**** Task material
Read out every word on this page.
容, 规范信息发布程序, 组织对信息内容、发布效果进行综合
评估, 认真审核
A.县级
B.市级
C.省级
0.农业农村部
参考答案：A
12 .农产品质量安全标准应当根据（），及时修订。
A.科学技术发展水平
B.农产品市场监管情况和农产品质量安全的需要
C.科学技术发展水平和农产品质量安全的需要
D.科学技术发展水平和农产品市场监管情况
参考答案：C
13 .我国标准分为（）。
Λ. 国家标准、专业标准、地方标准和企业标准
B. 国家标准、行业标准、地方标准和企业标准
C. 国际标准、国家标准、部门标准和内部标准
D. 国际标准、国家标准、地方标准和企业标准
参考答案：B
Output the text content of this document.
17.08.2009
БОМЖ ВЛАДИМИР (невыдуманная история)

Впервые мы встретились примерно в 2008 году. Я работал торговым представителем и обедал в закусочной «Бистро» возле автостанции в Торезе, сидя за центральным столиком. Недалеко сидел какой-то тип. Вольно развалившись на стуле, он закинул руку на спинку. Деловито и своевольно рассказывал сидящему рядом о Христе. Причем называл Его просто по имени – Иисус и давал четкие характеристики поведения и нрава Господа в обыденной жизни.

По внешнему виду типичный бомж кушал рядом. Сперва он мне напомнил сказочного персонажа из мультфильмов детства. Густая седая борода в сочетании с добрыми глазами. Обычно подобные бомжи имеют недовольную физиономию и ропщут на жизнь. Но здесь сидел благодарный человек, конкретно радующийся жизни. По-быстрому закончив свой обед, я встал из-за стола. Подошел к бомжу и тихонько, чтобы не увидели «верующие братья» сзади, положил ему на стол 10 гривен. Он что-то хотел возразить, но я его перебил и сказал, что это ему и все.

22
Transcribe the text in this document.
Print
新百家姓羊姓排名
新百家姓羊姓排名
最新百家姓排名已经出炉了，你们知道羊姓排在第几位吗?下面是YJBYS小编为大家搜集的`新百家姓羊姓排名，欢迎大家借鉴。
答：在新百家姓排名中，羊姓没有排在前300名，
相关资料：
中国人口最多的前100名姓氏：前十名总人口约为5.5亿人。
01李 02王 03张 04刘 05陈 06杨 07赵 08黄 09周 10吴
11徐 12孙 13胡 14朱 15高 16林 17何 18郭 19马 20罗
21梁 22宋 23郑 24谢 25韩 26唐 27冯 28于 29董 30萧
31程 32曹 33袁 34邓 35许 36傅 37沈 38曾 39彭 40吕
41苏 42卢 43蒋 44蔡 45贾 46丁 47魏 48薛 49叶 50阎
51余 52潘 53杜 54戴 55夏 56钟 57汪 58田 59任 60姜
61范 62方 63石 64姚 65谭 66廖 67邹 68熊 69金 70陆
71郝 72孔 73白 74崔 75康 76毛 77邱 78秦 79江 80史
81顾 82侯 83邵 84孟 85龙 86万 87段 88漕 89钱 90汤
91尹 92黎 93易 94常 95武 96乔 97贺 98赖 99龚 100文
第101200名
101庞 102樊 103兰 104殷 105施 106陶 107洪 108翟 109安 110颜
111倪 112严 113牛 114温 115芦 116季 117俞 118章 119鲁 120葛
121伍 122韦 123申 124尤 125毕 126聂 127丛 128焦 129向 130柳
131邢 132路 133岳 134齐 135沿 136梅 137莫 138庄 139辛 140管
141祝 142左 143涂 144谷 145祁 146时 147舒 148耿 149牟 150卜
********
### Request
Reproduce only the lines between the line containing "Transcribe the text in this document." and the last line of the records, those two lines included, exactly.

### Solution
Transcribe the text in this document.
Print
新百家姓羊姓排名
新百家姓羊姓排名
最新百家姓排名已经出炉了，你们知道羊姓排在第几位吗?下面是YJBYS小编为大家搜集的`新百家姓羊姓排名，欢迎大家借鉴。
答：在新百家姓排名中，羊姓没有排在前300名，
相关资料：
中国人口最多的前100名姓氏：前十名总人口约为5.5亿人。
01李 02王 03张 04刘 05陈 06杨 07赵 08黄 09周 10吴
11徐 12孙 13胡 14朱 15高 16林 17何 18郭 19马 20罗
21梁 22宋 23郑 24谢 25韩 26唐 27冯 28于 29董 30萧
31程 32曹 33袁 34邓 35许 36傅 37沈 38曾 39彭 40吕
41苏 42卢 43蒋 44蔡 45贾 46丁 47魏 48薛 49叶 50阎
51余 52潘 53杜 54戴 55夏 56钟 57汪 58田 59任 60姜
61范 62方 63石 64姚 65谭 66廖 67邹 68熊 69金 70陆
71郝 72孔 73白 74崔 75康 76毛 77邱 78秦 79江 80史
81顾 82侯 83邵 84孟 85龙 86万 87段 88漕 89钱 90汤
91尹 92黎 93易 94常 95武 96乔 97贺 98赖 99龚 100文
第101200名
101庞 102樊 103兰 104殷 105施 106陶 107洪 108翟 109安 110颜
111倪 112严 113牛 114温 115芦 116季 117俞 118章 119鲁 120葛
121伍 122韦 123申 124尤 125毕 126聂 127丛 128焦 129向 130柳
131邢 132路 133岳 134齐 135沿 136梅 137莫 138庄 139辛 140管
141祝 142左 143涂 144谷 145祁 146时 147舒 148耿 149牟 150卜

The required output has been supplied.